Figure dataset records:

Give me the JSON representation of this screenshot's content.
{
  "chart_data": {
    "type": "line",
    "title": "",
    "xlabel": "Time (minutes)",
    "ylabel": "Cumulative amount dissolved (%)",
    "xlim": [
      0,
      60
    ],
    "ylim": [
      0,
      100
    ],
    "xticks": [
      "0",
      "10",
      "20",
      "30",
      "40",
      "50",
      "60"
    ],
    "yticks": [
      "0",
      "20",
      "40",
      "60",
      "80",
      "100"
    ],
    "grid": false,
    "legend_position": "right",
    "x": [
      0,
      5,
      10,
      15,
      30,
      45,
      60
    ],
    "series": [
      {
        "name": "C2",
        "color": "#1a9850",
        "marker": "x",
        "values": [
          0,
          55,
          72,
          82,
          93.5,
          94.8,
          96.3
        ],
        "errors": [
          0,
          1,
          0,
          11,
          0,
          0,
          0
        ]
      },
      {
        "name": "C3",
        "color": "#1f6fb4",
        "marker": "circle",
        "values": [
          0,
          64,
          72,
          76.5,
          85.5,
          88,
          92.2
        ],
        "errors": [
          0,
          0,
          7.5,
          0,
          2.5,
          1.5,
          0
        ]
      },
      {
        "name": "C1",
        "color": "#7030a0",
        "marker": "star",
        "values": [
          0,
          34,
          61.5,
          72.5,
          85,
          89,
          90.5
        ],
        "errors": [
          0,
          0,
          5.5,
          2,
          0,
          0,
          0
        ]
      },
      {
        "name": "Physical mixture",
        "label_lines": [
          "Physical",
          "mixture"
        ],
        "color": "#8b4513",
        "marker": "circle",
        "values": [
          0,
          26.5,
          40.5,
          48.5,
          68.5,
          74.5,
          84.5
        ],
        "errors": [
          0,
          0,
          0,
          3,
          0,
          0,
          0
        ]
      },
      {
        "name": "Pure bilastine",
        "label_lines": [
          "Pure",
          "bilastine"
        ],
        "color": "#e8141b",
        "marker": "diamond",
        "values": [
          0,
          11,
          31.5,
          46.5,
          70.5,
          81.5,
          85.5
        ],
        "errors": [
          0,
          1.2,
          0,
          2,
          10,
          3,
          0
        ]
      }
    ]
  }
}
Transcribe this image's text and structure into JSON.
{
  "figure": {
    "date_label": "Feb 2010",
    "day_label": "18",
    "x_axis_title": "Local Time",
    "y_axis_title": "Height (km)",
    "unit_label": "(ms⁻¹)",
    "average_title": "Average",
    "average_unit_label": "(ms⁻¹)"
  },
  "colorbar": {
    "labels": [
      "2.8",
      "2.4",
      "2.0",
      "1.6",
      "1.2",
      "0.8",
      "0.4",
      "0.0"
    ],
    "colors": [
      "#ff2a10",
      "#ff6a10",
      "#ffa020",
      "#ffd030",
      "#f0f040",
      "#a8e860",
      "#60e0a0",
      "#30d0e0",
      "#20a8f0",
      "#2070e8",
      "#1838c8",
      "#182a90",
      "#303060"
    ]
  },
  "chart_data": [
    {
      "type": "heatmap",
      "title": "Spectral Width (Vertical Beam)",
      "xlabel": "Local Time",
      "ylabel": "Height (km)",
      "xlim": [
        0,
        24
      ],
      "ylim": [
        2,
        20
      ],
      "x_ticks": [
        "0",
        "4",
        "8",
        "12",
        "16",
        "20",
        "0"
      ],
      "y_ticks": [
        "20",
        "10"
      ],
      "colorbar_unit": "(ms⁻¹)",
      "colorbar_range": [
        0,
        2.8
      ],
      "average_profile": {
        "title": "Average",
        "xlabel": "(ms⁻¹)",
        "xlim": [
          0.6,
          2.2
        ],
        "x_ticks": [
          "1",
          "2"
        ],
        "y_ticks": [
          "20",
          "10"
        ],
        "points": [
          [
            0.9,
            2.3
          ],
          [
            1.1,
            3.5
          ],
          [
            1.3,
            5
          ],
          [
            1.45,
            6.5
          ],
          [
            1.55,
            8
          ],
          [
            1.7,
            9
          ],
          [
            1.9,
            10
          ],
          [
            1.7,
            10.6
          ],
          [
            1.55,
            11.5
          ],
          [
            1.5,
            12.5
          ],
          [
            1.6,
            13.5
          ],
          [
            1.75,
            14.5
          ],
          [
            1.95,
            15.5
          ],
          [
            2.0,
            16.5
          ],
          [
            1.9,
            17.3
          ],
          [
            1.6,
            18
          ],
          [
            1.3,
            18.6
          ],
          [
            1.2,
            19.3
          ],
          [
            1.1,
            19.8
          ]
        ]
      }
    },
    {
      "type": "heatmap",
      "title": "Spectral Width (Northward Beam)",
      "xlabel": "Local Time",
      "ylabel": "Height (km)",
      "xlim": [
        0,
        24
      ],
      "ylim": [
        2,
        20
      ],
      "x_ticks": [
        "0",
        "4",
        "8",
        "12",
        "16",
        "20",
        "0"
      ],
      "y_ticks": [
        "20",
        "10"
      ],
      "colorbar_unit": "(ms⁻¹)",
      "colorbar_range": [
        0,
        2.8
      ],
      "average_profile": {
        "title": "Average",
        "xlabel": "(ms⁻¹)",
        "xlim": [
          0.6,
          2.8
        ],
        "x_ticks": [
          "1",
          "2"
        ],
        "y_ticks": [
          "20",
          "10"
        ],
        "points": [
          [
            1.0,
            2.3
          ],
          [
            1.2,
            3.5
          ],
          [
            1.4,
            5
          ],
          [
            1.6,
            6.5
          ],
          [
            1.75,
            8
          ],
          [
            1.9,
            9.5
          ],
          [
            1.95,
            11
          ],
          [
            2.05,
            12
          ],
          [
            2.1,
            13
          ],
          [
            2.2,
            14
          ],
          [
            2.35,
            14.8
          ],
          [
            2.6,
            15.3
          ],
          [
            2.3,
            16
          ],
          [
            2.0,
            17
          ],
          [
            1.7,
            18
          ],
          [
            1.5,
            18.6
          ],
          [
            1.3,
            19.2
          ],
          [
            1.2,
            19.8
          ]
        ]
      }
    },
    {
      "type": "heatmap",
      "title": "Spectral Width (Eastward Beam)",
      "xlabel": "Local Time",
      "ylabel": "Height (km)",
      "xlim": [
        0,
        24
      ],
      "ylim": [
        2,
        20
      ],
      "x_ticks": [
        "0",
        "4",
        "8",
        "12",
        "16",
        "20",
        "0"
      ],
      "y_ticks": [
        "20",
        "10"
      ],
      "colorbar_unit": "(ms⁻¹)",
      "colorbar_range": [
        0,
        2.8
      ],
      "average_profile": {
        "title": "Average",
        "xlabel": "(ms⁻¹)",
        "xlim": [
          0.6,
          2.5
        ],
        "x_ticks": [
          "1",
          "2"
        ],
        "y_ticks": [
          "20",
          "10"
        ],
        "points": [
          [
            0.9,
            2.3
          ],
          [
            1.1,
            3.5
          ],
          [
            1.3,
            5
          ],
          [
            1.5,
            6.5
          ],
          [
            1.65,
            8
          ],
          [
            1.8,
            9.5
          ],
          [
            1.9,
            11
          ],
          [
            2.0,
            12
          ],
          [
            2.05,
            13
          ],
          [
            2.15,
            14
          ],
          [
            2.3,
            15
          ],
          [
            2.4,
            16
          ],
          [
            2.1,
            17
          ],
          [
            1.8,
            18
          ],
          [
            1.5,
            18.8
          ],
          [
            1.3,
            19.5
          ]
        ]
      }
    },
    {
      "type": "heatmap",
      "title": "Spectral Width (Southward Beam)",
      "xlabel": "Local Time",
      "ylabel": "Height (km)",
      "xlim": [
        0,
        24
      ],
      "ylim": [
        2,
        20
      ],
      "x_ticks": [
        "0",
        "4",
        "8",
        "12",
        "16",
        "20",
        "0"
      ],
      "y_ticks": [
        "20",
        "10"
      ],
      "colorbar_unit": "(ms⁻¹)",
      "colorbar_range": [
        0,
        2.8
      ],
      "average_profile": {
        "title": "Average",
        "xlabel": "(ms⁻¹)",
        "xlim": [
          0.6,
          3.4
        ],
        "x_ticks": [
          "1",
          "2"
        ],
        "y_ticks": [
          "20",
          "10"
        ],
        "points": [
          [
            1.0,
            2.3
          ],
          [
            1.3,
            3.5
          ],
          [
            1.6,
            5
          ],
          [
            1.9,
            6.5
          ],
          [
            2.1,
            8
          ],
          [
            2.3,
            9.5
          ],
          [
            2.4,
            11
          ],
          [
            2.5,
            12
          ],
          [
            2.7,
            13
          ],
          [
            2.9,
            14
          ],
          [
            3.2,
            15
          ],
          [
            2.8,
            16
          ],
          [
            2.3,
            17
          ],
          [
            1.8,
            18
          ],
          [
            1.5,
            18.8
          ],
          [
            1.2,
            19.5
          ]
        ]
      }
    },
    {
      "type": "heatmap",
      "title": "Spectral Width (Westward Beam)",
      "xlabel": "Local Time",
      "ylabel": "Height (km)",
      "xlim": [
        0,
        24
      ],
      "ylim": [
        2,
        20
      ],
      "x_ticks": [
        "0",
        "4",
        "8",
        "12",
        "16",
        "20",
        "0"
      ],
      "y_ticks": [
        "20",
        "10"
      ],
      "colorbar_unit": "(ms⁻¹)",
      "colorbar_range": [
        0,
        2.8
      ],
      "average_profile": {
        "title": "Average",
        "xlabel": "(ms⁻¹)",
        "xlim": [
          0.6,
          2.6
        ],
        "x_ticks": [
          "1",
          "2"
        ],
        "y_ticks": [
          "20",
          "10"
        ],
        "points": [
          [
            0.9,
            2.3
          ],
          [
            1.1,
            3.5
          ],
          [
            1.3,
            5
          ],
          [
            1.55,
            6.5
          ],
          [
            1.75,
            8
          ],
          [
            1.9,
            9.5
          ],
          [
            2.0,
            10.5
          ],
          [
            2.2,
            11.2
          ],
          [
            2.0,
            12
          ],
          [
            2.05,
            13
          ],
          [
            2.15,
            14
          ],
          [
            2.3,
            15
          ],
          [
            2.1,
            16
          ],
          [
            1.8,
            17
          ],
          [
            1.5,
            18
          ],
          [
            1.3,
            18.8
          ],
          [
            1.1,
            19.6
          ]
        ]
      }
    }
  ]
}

Task goal:
Find each line with the string "Width" and copy it out.

Complete output:
      "title": "Spectral Width (Vertical Beam)",
      "title": "Spectral Width (Northward Beam)",
      "title": "Spectral Width (Eastward Beam)",
      "title": "Spectral Width (Southward Beam)",
      "title": "Spectral Width (Westward Beam)",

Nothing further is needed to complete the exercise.